▶ **Your objective**
The records that follow should be retyped word for word.

[Dataset records]
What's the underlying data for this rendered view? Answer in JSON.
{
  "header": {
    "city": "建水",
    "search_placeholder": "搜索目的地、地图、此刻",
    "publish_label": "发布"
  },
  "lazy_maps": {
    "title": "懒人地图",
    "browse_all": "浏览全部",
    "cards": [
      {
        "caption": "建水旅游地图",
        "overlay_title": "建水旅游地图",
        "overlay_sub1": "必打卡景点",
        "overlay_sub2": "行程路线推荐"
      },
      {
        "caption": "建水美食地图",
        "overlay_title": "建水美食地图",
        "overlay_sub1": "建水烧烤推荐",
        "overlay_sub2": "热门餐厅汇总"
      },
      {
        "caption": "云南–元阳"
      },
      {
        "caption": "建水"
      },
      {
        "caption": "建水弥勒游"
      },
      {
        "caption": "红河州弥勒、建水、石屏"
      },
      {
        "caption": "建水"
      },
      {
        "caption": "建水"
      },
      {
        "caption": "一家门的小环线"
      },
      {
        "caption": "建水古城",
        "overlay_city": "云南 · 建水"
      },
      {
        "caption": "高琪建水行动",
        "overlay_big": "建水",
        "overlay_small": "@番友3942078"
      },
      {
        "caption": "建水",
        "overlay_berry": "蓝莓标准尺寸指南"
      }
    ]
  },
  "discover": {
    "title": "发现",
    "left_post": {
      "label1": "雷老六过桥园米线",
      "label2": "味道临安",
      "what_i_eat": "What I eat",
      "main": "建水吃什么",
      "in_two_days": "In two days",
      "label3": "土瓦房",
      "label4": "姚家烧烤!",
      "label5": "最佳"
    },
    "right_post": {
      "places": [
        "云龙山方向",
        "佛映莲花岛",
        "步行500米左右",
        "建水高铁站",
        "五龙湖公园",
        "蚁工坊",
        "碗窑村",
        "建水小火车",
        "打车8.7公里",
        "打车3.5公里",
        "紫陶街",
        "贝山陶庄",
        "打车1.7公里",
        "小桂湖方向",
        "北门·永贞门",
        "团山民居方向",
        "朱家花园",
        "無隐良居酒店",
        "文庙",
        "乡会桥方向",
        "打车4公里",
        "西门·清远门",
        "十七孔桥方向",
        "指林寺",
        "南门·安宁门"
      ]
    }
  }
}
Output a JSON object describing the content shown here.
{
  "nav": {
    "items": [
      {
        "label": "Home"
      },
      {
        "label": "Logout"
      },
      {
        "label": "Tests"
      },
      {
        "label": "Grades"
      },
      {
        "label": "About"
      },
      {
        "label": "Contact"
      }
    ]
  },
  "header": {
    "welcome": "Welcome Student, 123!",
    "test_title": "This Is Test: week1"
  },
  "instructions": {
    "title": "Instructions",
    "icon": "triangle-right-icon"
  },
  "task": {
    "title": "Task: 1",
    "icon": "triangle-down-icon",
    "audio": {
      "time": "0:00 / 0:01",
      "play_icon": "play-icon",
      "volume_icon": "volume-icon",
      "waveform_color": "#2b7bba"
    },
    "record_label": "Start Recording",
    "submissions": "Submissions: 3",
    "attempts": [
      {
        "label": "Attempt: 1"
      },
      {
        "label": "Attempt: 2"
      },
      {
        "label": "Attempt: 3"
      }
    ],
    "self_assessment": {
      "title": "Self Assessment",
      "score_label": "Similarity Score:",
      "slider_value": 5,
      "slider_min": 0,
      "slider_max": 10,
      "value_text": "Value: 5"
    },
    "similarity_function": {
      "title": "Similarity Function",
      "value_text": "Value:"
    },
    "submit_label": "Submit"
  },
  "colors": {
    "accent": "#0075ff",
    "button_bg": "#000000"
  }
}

▶ **Reply to the task**
What's the underlying data for this rendered view? Answer in JSON.
{
  "header": {
    "city": "建水",
    "search_placeholder": "搜索目的地、地图、此刻",
    "publish_label": "发布"
  },
  "lazy_maps": {
    "title": "懒人地图",
    "browse_all": "浏览全部",
    "cards": [
      {
        "caption": "建水旅游地图",
        "overlay_title": "建水旅游地图",
        "overlay_sub1": "必打卡景点",
        "overlay_sub2": "行程路线推荐"
      },
      {
        "caption": "建水美食地图",
        "overlay_title": "建水美食地图",
        "overlay_sub1": "建水烧烤推荐",
        "overlay_sub2": "热门餐厅汇总"
      },
      {
        "caption": "云南–元阳"
      },
      {
        "caption": "建水"
      },
      {
        "caption": "建水弥勒游"
      },
      {
        "caption": "红河州弥勒、建水、石屏"
      },
      {
        "caption": "建水"
      },
      {
        "caption": "建水"
      },
      {
        "caption": "一家门的小环线"
      },
      {
        "caption": "建水古城",
        "overlay_city": "云南 · 建水"
      },
      {
        "caption": "高琪建水行动",
        "overlay_big": "建水",
        "overlay_small": "@番友3942078"
      },
      {
        "caption": "建水",
        "overlay_berry": "蓝莓标准尺寸指南"
      }
    ]
  },
  "discover": {
    "title": "发现",
    "left_post": {
      "label1": "雷老六过桥园米线",
      "label2": "味道临安",
      "what_i_eat": "What I eat",
      "main": "建水吃什么",
      "in_two_days": "In two days",
      "label3": "土瓦房",
      "label4": "姚家烧烤!",
      "label5": "最佳"
    },
    "right_post": {
      "places": [
        "云龙山方向",
        "佛映莲花岛",
        "步行500米左右",
        "建水高铁站",
        "五龙湖公园",
        "蚁工坊",
        "碗窑村",
        "建水小火车",
        "打车8.7公里",
        "打车3.5公里",
        "紫陶街",
        "贝山陶庄",
        "打车1.7公里",
        "小桂湖方向",
        "北门·永贞门",
        "团山民居方向",
        "朱家花园",
        "無隐良居酒店",
        "文庙",
        "乡会桥方向",
        "打车4公里",
        "西门·清远门",
        "十七孔桥方向",
        "指林寺",
        "南门·安宁门"
      ]
    }
  }
}
Output a JSON object describing the content shown here.
{
  "nav": {
    "items": [
      {
        "label": "Home"
      },
      {
        "label": "Logout"
      },
      {
        "label": "Tests"
      },
      {
        "label": "Grades"
      },
      {
        "label": "About"
      },
      {
        "label": "Contact"
      }
    ]
  },
  "header": {
    "welcome": "Welcome Student, 123!",
    "test_title": "This Is Test: week1"
  },
  "instructions": {
    "title": "Instructions",
    "icon": "triangle-right-icon"
  },
  "task": {
    "title": "Task: 1",
    "icon": "triangle-down-icon",
    "audio": {
      "time": "0:00 / 0:01",
      "play_icon": "play-icon",
      "volume_icon": "volume-icon",
      "waveform_color": "#2b7bba"
    },
    "record_label": "Start Recording",
    "submissions": "Submissions: 3",
    "attempts": [
      {
        "label": "Attempt: 1"
      },
      {
        "label": "Attempt: 2"
      },
      {
        "label": "Attempt: 3"
      }
    ],
    "self_assessment": {
      "title": "Self Assessment",
      "score_label": "Similarity Score:",
      "slider_value": 5,
      "slider_min": 0,
      "slider_max": 10,
      "value_text": "Value: 5"
    },
    "similarity_function": {
      "title": "Similarity Function",
      "value_text": "Value:"
    },
    "submit_label": "Submit"
  },
  "colors": {
    "accent": "#0075ff",
    "button_bg": "#000000"
  }
}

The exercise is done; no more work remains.